═════ The records

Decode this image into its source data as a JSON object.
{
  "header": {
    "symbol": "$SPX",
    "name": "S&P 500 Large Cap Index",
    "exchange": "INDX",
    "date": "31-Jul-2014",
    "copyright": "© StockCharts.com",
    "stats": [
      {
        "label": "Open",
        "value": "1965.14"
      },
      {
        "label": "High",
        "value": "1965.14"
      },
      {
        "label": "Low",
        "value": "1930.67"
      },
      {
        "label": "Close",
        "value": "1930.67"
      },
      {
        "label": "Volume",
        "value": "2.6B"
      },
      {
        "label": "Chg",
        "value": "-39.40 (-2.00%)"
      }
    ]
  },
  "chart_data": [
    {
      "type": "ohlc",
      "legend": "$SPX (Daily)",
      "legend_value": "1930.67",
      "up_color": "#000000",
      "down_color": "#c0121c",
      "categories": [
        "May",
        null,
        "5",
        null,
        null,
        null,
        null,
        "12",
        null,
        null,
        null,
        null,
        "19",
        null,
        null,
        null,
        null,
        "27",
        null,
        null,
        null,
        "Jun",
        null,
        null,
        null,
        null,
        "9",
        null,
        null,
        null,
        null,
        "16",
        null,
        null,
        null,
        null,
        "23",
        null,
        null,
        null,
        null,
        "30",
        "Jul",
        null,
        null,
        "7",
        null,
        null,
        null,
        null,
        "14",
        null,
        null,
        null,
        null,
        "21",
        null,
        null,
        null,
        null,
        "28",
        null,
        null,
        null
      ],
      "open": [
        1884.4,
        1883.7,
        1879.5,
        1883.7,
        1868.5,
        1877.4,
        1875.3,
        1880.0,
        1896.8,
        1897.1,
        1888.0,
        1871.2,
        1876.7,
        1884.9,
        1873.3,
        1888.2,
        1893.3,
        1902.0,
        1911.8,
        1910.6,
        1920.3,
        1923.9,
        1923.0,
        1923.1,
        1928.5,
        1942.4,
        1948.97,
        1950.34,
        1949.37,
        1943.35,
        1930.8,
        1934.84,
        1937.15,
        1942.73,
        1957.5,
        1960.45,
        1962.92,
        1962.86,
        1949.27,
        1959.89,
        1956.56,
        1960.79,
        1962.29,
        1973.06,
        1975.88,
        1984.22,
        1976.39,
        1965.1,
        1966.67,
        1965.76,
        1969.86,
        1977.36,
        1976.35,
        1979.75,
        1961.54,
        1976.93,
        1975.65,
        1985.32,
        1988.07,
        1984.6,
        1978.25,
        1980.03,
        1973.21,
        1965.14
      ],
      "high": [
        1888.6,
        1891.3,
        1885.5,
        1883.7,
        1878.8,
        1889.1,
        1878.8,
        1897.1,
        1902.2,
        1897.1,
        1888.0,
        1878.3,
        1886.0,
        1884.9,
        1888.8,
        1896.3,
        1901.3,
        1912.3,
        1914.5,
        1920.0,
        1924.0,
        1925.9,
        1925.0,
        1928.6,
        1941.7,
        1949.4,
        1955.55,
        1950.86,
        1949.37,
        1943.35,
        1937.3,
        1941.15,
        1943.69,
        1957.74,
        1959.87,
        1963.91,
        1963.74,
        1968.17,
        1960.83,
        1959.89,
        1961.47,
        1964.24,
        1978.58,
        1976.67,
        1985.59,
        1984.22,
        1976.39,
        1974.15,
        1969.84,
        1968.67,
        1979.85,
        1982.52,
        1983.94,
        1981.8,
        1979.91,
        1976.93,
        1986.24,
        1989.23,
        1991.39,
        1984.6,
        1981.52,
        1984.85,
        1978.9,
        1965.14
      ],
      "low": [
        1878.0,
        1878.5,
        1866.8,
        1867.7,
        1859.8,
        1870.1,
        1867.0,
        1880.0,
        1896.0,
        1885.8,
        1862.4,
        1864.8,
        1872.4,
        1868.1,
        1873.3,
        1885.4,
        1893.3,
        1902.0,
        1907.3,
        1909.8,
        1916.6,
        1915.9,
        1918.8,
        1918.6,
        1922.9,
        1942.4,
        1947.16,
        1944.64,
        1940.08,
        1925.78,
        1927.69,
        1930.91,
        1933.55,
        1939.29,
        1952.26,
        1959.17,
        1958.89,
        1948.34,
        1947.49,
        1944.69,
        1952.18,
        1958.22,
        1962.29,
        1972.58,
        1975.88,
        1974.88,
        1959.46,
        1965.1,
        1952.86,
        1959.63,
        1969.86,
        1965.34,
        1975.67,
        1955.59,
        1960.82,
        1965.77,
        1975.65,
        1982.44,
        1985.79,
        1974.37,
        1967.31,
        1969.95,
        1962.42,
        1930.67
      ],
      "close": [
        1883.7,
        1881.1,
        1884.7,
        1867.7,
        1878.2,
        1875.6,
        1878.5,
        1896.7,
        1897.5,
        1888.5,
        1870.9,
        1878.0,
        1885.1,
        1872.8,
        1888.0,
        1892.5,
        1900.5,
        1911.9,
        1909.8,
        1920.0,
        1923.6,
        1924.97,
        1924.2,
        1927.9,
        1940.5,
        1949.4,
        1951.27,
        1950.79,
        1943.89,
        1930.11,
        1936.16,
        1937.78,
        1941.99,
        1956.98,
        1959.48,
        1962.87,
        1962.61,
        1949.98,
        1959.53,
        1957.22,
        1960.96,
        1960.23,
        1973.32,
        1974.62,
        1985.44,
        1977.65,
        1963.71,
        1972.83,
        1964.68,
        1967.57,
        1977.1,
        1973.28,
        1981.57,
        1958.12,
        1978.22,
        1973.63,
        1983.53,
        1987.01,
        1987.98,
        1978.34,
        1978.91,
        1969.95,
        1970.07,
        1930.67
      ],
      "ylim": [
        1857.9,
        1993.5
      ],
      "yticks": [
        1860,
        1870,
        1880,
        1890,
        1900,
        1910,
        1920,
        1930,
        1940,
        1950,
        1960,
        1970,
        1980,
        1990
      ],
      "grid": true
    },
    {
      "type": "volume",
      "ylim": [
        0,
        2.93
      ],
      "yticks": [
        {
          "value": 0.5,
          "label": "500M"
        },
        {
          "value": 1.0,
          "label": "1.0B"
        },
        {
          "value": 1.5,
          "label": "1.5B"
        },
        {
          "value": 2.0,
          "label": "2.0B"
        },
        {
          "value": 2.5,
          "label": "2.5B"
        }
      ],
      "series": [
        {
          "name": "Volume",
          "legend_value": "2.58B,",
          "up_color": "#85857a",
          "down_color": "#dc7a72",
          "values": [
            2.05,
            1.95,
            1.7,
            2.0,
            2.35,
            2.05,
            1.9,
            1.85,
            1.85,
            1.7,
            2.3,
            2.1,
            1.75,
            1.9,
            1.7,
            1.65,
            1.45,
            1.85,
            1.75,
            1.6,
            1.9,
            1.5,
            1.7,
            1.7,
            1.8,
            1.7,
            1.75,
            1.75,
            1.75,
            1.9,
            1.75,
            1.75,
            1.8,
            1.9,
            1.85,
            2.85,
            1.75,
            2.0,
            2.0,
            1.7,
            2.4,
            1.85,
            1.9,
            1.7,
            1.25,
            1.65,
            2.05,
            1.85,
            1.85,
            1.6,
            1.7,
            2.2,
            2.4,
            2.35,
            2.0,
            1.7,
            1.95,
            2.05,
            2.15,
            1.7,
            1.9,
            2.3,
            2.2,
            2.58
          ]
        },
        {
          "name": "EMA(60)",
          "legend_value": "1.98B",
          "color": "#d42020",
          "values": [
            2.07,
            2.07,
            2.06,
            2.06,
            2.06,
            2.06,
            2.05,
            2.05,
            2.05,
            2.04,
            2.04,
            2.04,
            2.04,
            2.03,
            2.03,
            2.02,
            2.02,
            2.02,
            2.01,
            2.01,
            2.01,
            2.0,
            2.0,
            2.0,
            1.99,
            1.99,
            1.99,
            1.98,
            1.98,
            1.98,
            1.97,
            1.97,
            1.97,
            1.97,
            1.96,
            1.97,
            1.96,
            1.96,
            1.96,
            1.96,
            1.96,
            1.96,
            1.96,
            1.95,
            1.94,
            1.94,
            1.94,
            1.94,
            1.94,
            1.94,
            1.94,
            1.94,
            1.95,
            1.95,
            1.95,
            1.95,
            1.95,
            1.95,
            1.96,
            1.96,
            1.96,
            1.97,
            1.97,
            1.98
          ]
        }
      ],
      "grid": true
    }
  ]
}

══════════

Exercise objective
List all lines from the entries that include the word "label".

Response
        "label": "Open",
        "label": "High",
        "label": "Low",
        "label": "Close",
        "label": "Volume",
        "label": "Chg",
          "label": "500M"
          "label": "1.0B"
          "label": "1.5B"
          "label": "2.0B"
          "label": "2.5B"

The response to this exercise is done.